[Entries taken from a collection]
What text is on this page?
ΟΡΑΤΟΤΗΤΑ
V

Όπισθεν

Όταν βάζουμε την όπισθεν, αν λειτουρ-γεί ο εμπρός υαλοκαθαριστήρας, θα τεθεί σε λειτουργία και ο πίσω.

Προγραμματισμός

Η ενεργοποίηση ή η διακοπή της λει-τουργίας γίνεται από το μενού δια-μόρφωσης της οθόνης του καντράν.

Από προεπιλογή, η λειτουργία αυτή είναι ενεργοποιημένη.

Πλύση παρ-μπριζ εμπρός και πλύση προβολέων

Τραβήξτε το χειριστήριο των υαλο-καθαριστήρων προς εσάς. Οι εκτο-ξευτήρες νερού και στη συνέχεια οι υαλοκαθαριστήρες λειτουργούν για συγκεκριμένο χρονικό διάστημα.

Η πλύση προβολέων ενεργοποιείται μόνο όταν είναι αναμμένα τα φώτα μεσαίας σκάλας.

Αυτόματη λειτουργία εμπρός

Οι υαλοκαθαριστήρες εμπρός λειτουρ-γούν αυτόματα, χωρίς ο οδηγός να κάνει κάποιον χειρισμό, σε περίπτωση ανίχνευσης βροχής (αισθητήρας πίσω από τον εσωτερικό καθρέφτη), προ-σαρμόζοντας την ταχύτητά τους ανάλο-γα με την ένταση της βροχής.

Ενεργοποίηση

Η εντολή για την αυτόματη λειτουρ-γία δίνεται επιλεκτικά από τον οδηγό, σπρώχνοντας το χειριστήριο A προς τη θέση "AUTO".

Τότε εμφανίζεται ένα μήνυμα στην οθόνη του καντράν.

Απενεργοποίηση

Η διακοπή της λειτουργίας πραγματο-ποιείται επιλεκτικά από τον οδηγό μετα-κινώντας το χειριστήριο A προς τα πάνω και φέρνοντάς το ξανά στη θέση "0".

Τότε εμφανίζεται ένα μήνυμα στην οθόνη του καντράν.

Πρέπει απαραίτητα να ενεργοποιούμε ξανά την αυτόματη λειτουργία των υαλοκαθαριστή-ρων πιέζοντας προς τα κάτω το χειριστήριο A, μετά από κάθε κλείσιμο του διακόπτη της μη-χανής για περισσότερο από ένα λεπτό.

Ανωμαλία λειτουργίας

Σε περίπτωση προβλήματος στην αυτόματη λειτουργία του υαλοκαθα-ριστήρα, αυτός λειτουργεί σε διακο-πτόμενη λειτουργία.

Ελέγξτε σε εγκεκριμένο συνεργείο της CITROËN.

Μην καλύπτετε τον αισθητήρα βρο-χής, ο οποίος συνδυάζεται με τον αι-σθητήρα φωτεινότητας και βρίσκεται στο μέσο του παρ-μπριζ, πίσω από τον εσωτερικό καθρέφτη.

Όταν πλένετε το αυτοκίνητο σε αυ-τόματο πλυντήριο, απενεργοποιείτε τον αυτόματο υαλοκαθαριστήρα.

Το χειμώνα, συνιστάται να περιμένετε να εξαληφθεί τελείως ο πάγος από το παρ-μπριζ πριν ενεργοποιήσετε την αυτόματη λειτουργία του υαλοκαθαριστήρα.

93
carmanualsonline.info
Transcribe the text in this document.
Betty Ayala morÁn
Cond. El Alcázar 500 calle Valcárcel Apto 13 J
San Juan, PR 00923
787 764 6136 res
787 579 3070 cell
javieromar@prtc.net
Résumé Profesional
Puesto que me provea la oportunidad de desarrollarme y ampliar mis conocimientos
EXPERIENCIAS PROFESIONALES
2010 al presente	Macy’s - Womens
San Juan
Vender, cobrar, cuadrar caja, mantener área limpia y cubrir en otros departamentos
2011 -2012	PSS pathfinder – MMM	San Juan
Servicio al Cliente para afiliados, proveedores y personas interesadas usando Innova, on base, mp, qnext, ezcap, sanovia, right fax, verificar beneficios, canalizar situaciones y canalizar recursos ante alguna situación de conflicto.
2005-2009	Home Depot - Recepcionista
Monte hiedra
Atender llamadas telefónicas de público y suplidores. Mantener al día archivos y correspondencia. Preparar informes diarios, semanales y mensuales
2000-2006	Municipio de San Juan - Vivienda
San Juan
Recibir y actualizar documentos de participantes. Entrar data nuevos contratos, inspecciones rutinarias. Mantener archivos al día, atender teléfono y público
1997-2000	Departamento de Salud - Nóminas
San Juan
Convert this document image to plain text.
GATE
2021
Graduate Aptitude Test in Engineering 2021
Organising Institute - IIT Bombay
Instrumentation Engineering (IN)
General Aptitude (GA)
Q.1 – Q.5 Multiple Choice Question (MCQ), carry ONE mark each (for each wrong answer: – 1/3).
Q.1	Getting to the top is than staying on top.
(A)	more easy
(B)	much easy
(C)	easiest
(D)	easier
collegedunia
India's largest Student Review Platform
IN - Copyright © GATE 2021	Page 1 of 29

# Work instructions:
Copy every line of the entries above in which "θέση" occurs.

# The reply:
Η εντολή για την αυτόματη λειτουρ-γία δίνεται επιλεκτικά από τον οδηγό, σπρώχνοντας το χειριστήριο A προς τη θέση "AUTO".
Η διακοπή της λειτουργίας πραγματο-ποιείται επιλεκτικά από τον οδηγό μετα-κινώντας το χειριστήριο A προς τα πάνω και φέρνοντάς το ξανά στη θέση "0".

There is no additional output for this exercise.